# What you should do
Your task is to gather the lines below that hold the string "Worship".
········
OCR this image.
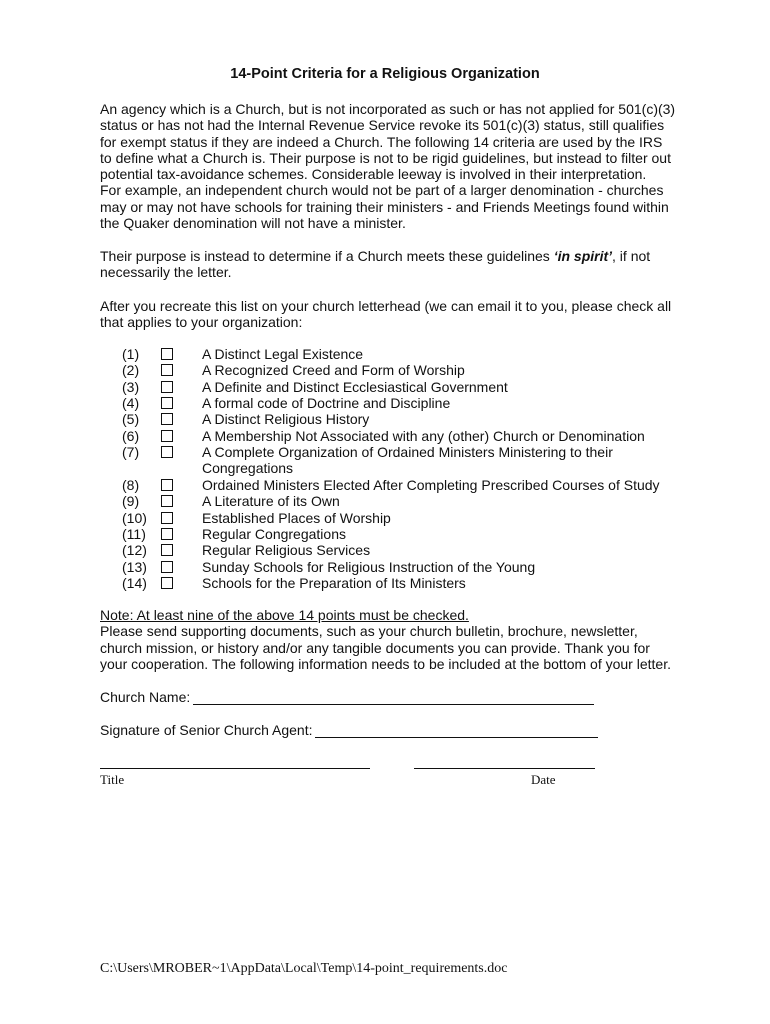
14-Point Criteria for a Religious Organization
An agency which is a Church, but is not incorporated as such or has not applied for 501(c)(3)
status or has not had the Internal Revenue Service revoke its 501(c)(3) status, still qualifies
for exempt status if they are indeed a Church. The following 14 criteria are used by the IRS
to define what a Church is. Their purpose is not to be rigid guidelines, but instead to filter out
potential tax-avoidance schemes. Considerable leeway is involved in their interpretation.
For example, an independent church would not be part of a larger denomination - churches
may or may not have schools for training their ministers - and Friends Meetings found within
the Quaker denomination will not have a minister.
Their purpose is instead to determine if a Church meets these guidelines ‘in spirit’, if not
necessarily the letter.
After you recreate this list on your church letterhead (we can email it to you, please check all
that applies to your organization:
(1)	A Distinct Legal Existence
(2)	A Recognized Creed and Form of Worship
(3)	A Definite and Distinct Ecclesiastical Government
(4)	A formal code of Doctrine and Discipline
(5)	A Distinct Religious History
(6)	A Membership Not Associated with any (other) Church or Denomination
(7)	A Complete Organization of Ordained Ministers Ministering to their Congregations
(8)	Ordained Ministers Elected After Completing Prescribed Courses of Study
(9)	A Literature of its Own
(10)	Established Places of Worship
(11)	Regular Congregations
(12)	Regular Religious Services
(13)	Sunday Schools for Religious Instruction of the Young
(14)	Schools for the Preparation of Its Ministers
Note: At least nine of the above 14 points must be checked.
Please send supporting documents, such as your church bulletin, brochure, newsletter,
church mission, or history and/or any tangible documents you can provide. Thank you for
your cooperation. The following information needs to be included at the bottom of your letter.
Church Name:
Signature of Senior Church Agent:
Title	Date
C:\Users\MROBER~1\AppData\Local\Temp\14-point_requirements.doc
········
# Output
(2)	A Recognized Creed and Form of Worship
(10)	Established Places of Worship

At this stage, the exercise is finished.